_Written problem_. Without omitting anything, return the records precisely as given.

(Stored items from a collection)
════════════════
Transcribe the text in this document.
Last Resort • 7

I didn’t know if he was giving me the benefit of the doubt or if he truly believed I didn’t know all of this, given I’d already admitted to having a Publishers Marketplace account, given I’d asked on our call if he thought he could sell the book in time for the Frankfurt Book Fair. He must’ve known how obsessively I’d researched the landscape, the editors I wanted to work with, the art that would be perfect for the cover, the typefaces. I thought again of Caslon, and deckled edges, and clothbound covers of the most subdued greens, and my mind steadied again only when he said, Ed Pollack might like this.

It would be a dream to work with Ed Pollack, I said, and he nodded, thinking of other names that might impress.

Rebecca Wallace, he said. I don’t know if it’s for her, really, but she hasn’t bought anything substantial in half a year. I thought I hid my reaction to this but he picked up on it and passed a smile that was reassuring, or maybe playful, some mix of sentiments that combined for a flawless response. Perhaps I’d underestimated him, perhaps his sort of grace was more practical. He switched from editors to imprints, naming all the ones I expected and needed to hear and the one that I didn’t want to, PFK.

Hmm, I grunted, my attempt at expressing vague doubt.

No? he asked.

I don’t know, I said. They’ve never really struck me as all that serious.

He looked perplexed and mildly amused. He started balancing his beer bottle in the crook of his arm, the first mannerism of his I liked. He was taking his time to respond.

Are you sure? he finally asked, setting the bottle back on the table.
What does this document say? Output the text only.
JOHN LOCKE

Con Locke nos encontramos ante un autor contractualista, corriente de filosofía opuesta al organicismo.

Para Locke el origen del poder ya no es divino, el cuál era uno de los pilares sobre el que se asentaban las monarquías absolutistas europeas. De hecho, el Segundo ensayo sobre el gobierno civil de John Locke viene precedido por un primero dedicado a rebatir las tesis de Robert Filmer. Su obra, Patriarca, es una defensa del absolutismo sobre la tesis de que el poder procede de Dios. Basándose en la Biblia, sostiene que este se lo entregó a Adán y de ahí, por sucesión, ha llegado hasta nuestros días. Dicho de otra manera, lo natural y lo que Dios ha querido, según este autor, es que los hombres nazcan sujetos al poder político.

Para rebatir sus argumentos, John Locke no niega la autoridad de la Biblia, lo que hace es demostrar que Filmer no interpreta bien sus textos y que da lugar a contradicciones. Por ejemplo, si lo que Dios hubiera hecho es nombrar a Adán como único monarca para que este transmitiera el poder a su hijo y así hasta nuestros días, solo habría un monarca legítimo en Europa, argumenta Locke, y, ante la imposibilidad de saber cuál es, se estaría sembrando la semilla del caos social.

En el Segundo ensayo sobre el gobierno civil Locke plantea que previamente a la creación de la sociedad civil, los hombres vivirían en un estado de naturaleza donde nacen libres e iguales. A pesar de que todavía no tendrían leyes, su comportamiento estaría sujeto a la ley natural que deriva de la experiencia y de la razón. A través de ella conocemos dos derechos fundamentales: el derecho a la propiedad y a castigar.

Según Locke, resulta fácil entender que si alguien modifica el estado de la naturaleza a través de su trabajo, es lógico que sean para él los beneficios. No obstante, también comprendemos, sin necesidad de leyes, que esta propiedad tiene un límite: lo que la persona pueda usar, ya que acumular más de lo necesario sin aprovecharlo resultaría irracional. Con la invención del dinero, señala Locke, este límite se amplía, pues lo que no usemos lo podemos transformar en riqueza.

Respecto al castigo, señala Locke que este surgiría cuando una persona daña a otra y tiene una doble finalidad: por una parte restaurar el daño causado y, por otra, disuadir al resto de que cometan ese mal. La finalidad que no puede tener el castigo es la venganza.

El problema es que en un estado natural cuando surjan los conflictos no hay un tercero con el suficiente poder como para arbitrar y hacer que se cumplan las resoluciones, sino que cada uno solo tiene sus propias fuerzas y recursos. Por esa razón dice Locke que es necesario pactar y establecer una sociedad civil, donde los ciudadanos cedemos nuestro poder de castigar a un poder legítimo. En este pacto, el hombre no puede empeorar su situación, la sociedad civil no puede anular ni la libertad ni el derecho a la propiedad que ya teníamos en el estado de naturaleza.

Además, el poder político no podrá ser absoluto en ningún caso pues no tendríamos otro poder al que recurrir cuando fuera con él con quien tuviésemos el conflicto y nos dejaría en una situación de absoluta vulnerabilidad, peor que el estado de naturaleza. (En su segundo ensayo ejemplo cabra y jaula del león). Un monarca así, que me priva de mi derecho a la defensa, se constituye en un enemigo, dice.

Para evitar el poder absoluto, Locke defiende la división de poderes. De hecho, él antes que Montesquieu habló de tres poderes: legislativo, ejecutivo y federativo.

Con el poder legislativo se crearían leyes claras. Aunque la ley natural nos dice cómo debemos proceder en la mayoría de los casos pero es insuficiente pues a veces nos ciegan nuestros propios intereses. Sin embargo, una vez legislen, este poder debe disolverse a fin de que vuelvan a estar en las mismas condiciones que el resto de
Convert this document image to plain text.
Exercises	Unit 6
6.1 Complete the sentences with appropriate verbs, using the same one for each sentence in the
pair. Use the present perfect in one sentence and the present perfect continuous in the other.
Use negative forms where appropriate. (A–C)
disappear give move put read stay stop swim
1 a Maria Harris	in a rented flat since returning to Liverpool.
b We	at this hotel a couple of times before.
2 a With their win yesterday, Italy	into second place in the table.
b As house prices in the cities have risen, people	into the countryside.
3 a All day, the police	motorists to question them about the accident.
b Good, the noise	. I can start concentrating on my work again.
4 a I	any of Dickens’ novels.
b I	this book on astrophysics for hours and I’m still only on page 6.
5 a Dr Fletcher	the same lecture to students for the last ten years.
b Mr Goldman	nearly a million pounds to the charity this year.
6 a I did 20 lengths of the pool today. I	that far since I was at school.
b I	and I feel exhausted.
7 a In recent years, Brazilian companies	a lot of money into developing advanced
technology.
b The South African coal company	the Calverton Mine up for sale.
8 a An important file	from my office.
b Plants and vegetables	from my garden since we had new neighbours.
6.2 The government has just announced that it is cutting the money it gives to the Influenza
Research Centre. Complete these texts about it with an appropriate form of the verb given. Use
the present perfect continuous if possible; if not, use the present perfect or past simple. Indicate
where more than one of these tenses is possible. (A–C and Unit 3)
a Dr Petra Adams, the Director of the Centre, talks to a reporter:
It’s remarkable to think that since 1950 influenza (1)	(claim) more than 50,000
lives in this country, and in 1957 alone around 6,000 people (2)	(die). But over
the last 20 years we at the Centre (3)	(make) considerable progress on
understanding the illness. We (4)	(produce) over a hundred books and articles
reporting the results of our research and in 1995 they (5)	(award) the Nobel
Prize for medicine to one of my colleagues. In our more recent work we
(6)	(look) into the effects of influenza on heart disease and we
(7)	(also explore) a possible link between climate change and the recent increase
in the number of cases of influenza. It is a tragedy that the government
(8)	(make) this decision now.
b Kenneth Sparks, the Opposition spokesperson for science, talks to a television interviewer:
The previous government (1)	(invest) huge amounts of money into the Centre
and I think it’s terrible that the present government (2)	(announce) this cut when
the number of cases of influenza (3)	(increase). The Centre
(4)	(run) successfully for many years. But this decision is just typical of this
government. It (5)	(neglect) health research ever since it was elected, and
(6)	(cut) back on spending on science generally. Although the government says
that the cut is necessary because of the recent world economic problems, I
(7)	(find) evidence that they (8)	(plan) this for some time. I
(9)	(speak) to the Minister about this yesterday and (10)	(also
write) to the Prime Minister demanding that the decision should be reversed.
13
════════════════
_Answer to this exercise_.
Transcribe the text in this document.
Last Resort • 7

I didn’t know if he was giving me the benefit of the doubt or if he truly believed I didn’t know all of this, given I’d already admitted to having a Publishers Marketplace account, given I’d asked on our call if he thought he could sell the book in time for the Frankfurt Book Fair. He must’ve known how obsessively I’d researched the landscape, the editors I wanted to work with, the art that would be perfect for the cover, the typefaces. I thought again of Caslon, and deckled edges, and clothbound covers of the most subdued greens, and my mind steadied again only when he said, Ed Pollack might like this.

It would be a dream to work with Ed Pollack, I said, and he nodded, thinking of other names that might impress.

Rebecca Wallace, he said. I don’t know if it’s for her, really, but she hasn’t bought anything substantial in half a year. I thought I hid my reaction to this but he picked up on it and passed a smile that was reassuring, or maybe playful, some mix of sentiments that combined for a flawless response. Perhaps I’d underestimated him, perhaps his sort of grace was more practical. He switched from editors to imprints, naming all the ones I expected and needed to hear and the one that I didn’t want to, PFK.

Hmm, I grunted, my attempt at expressing vague doubt.

No? he asked.

I don’t know, I said. They’ve never really struck me as all that serious.

He looked perplexed and mildly amused. He started balancing his beer bottle in the crook of his arm, the first mannerism of his I liked. He was taking his time to respond.

Are you sure? he finally asked, setting the bottle back on the table.
What does this document say? Output the text only.
JOHN LOCKE

Con Locke nos encontramos ante un autor contractualista, corriente de filosofía opuesta al organicismo.

Para Locke el origen del poder ya no es divino, el cuál era uno de los pilares sobre el que se asentaban las monarquías absolutistas europeas. De hecho, el Segundo ensayo sobre el gobierno civil de John Locke viene precedido por un primero dedicado a rebatir las tesis de Robert Filmer. Su obra, Patriarca, es una defensa del absolutismo sobre la tesis de que el poder procede de Dios. Basándose en la Biblia, sostiene que este se lo entregó a Adán y de ahí, por sucesión, ha llegado hasta nuestros días. Dicho de otra manera, lo natural y lo que Dios ha querido, según este autor, es que los hombres nazcan sujetos al poder político.

Para rebatir sus argumentos, John Locke no niega la autoridad de la Biblia, lo que hace es demostrar que Filmer no interpreta bien sus textos y que da lugar a contradicciones. Por ejemplo, si lo que Dios hubiera hecho es nombrar a Adán como único monarca para que este transmitiera el poder a su hijo y así hasta nuestros días, solo habría un monarca legítimo en Europa, argumenta Locke, y, ante la imposibilidad de saber cuál es, se estaría sembrando la semilla del caos social.

En el Segundo ensayo sobre el gobierno civil Locke plantea que previamente a la creación de la sociedad civil, los hombres vivirían en un estado de naturaleza donde nacen libres e iguales. A pesar de que todavía no tendrían leyes, su comportamiento estaría sujeto a la ley natural que deriva de la experiencia y de la razón. A través de ella conocemos dos derechos fundamentales: el derecho a la propiedad y a castigar.

Según Locke, resulta fácil entender que si alguien modifica el estado de la naturaleza a través de su trabajo, es lógico que sean para él los beneficios. No obstante, también comprendemos, sin necesidad de leyes, que esta propiedad tiene un límite: lo que la persona pueda usar, ya que acumular más de lo necesario sin aprovecharlo resultaría irracional. Con la invención del dinero, señala Locke, este límite se amplía, pues lo que no usemos lo podemos transformar en riqueza.

Respecto al castigo, señala Locke que este surgiría cuando una persona daña a otra y tiene una doble finalidad: por una parte restaurar el daño causado y, por otra, disuadir al resto de que cometan ese mal. La finalidad que no puede tener el castigo es la venganza.

El problema es que en un estado natural cuando surjan los conflictos no hay un tercero con el suficiente poder como para arbitrar y hacer que se cumplan las resoluciones, sino que cada uno solo tiene sus propias fuerzas y recursos. Por esa razón dice Locke que es necesario pactar y establecer una sociedad civil, donde los ciudadanos cedemos nuestro poder de castigar a un poder legítimo. En este pacto, el hombre no puede empeorar su situación, la sociedad civil no puede anular ni la libertad ni el derecho a la propiedad que ya teníamos en el estado de naturaleza.

Además, el poder político no podrá ser absoluto en ningún caso pues no tendríamos otro poder al que recurrir cuando fuera con él con quien tuviésemos el conflicto y nos dejaría en una situación de absoluta vulnerabilidad, peor que el estado de naturaleza. (En su segundo ensayo ejemplo cabra y jaula del león). Un monarca así, que me priva de mi derecho a la defensa, se constituye en un enemigo, dice.

Para evitar el poder absoluto, Locke defiende la división de poderes. De hecho, él antes que Montesquieu habló de tres poderes: legislativo, ejecutivo y federativo.

Con el poder legislativo se crearían leyes claras. Aunque la ley natural nos dice cómo debemos proceder en la mayoría de los casos pero es insuficiente pues a veces nos ciegan nuestros propios intereses. Sin embargo, una vez legislen, este poder debe disolverse a fin de que vuelvan a estar en las mismas condiciones que el resto de
Convert this document image to plain text.
Exercises	Unit 6
6.1 Complete the sentences with appropriate verbs, using the same one for each sentence in the
pair. Use the present perfect in one sentence and the present perfect continuous in the other.
Use negative forms where appropriate. (A–C)
disappear give move put read stay stop swim
1 a Maria Harris	in a rented flat since returning to Liverpool.
b We	at this hotel a couple of times before.
2 a With their win yesterday, Italy	into second place in the table.
b As house prices in the cities have risen, people	into the countryside.
3 a All day, the police	motorists to question them about the accident.
b Good, the noise	. I can start concentrating on my work again.
4 a I	any of Dickens’ novels.
b I	this book on astrophysics for hours and I’m still only on page 6.
5 a Dr Fletcher	the same lecture to students for the last ten years.
b Mr Goldman	nearly a million pounds to the charity this year.
6 a I did 20 lengths of the pool today. I	that far since I was at school.
b I	and I feel exhausted.
7 a In recent years, Brazilian companies	a lot of money into developing advanced
technology.
b The South African coal company	the Calverton Mine up for sale.
8 a An important file	from my office.
b Plants and vegetables	from my garden since we had new neighbours.
6.2 The government has just announced that it is cutting the money it gives to the Influenza
Research Centre. Complete these texts about it with an appropriate form of the verb given. Use
the present perfect continuous if possible; if not, use the present perfect or past simple. Indicate
where more than one of these tenses is possible. (A–C and Unit 3)
a Dr Petra Adams, the Director of the Centre, talks to a reporter:
It’s remarkable to think that since 1950 influenza (1)	(claim) more than 50,000
lives in this country, and in 1957 alone around 6,000 people (2)	(die). But over
the last 20 years we at the Centre (3)	(make) considerable progress on
understanding the illness. We (4)	(produce) over a hundred books and articles
reporting the results of our research and in 1995 they (5)	(award) the Nobel
Prize for medicine to one of my colleagues. In our more recent work we
(6)	(look) into the effects of influenza on heart disease and we
(7)	(also explore) a possible link between climate change and the recent increase
in the number of cases of influenza. It is a tragedy that the government
(8)	(make) this decision now.
b Kenneth Sparks, the Opposition spokesperson for science, talks to a television interviewer:
The previous government (1)	(invest) huge amounts of money into the Centre
and I think it’s terrible that the present government (2)	(announce) this cut when
the number of cases of influenza (3)	(increase). The Centre
(4)	(run) successfully for many years. But this decision is just typical of this
government. It (5)	(neglect) health research ever since it was elected, and
(6)	(cut) back on spending on science generally. Although the government says
that the cut is necessary because of the recent world economic problems, I
(7)	(find) evidence that they (8)	(plan) this for some time. I
(9)	(speak) to the Minister about this yesterday and (10)	(also
write) to the Prime Minister demanding that the decision should be reversed.
13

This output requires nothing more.